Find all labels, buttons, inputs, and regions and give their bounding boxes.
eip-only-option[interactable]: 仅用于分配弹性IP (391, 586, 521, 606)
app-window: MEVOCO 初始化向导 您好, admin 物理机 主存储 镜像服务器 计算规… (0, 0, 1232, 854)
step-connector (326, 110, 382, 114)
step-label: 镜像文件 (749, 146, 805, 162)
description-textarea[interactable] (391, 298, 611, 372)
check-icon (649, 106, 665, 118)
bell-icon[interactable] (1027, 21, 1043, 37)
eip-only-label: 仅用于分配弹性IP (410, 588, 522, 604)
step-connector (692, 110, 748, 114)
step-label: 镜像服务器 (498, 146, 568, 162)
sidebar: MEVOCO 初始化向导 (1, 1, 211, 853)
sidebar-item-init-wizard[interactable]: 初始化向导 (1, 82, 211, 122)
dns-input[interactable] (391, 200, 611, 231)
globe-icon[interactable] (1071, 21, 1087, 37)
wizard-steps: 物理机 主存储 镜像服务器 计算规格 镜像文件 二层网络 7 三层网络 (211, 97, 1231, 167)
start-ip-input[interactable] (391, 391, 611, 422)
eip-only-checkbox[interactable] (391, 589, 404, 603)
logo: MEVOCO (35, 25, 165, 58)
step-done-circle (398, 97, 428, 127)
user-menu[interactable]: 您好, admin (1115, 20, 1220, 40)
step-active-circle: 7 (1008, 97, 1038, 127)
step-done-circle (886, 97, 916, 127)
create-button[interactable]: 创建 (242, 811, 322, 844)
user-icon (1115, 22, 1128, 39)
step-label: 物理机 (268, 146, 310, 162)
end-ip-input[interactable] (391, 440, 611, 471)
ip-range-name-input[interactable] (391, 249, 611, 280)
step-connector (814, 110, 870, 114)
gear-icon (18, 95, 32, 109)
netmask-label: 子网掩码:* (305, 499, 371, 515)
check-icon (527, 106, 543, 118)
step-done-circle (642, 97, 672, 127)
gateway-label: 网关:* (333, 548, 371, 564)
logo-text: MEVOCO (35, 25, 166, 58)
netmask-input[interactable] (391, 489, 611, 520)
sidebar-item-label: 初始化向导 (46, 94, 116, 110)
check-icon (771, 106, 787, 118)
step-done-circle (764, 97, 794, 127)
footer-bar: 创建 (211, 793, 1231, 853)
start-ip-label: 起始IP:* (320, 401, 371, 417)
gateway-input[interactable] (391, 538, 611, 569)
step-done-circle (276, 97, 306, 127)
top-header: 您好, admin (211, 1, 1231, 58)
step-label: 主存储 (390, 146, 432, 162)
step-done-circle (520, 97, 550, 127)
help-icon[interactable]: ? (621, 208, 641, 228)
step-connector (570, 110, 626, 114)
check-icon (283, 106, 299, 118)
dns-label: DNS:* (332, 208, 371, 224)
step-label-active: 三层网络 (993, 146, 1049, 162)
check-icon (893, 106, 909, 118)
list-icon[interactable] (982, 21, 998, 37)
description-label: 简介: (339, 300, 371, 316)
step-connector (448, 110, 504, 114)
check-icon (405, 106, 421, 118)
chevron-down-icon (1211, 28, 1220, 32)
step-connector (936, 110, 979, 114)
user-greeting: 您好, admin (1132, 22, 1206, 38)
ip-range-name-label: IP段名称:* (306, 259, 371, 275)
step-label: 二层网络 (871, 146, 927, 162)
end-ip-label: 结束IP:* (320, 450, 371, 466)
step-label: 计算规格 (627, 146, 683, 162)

++++++++

What is expected> Convert every line of the records above into a JSON list of strings, with one string per line and blank lines omitted.

Solved problem>
[
  "Find all labels, buttons, inputs, and regions and give their bounding boxes.",
  "eip-only-option[interactable]: 仅用于分配弹性IP (391, 586, 521, 606)",
  "app-window: MEVOCO 初始化向导 您好, admin 物理机 主存储 镜像服务器 计算规… (0, 0, 1232, 854)",
  "step-connector (326, 110, 382, 114)",
  "step-label: 镜像文件 (749, 146, 805, 162)",
  "description-textarea[interactable] (391, 298, 611, 372)",
  "check-icon (649, 106, 665, 118)",
  "bell-icon[interactable] (1027, 21, 1043, 37)",
  "eip-only-label: 仅用于分配弹性IP (410, 588, 522, 604)",
  "step-connector (692, 110, 748, 114)",
  "step-label: 镜像服务器 (498, 146, 568, 162)",
  "sidebar: MEVOCO 初始化向导 (1, 1, 211, 853)",
  "sidebar-item-init-wizard[interactable]: 初始化向导 (1, 82, 211, 122)",
  "dns-input[interactable] (391, 200, 611, 231)",
  "globe-icon[interactable] (1071, 21, 1087, 37)",
  "wizard-steps: 物理机 主存储 镜像服务器 计算规格 镜像文件 二层网络 7 三层网络 (211, 97, 1231, 167)",
  "start-ip-input[interactable] (391, 391, 611, 422)",
  "eip-only-checkbox[interactable] (391, 589, 404, 603)",
  "logo: MEVOCO (35, 25, 165, 58)",
  "step-done-circle (398, 97, 428, 127)",
  "user-menu[interactable]: 您好, admin (1115, 20, 1220, 40)",
  "step-active-circle: 7 (1008, 97, 1038, 127)",
  "step-done-circle (886, 97, 916, 127)",
  "create-button[interactable]: 创建 (242, 811, 322, 844)",
  "user-icon (1115, 22, 1128, 39)",
  "step-label: 物理机 (268, 146, 310, 162)",
  "end-ip-input[interactable] (391, 440, 611, 471)",
  "ip-range-name-input[interactable] (391, 249, 611, 280)",
  "step-connector (814, 110, 870, 114)",
  "gear-icon (18, 95, 32, 109)",
  "netmask-label: 子网掩码:* (305, 499, 371, 515)",
  "check-icon (527, 106, 543, 118)",
  "step-done-circle (642, 97, 672, 127)",
  "gateway-label: 网关:* (333, 548, 371, 564)",
  "logo-text: MEVOCO (35, 25, 166, 58)",
  "netmask-input[interactable] (391, 489, 611, 520)",
  "sidebar-item-label: 初始化向导 (46, 94, 116, 110)",
  "check-icon (771, 106, 787, 118)",
  "step-done-circle (764, 97, 794, 127)",
  "footer-bar: 创建 (211, 793, 1231, 853)",
  "start-ip-label: 起始IP:* (320, 401, 371, 417)",
  "gateway-input[interactable] (391, 538, 611, 569)",
  "step-done-circle (276, 97, 306, 127)",
  "top-header: 您好, admin (211, 1, 1231, 58)",
  "step-label: 主存储 (390, 146, 432, 162)",
  "step-done-circle (520, 97, 550, 127)",
  "help-icon[interactable]: ? (621, 208, 641, 228)",
  "step-connector (570, 110, 626, 114)",
  "check-icon (283, 106, 299, 118)",
  "dns-label: DNS:* (332, 208, 371, 224)",
  "step-label-active: 三层网络 (993, 146, 1049, 162)",
  "check-icon (893, 106, 909, 118)",
  "list-icon[interactable] (982, 21, 998, 37)",
  "description-label: 简介: (339, 300, 371, 316)",
  "step-connector (448, 110, 504, 114)",
  "check-icon (405, 106, 421, 118)",
  "chevron-down-icon (1211, 28, 1220, 32)",
  "step-connector (936, 110, 979, 114)",
  "user-greeting: 您好, admin (1132, 22, 1206, 38)",
  "ip-range-name-label: IP段名称:* (306, 259, 371, 275)",
  "step-label: 二层网络 (871, 146, 927, 162)",
  "end-ip-label: 结束IP:* (320, 450, 371, 466)",
  "step-label: 计算规格 (627, 146, 683, 162)"
]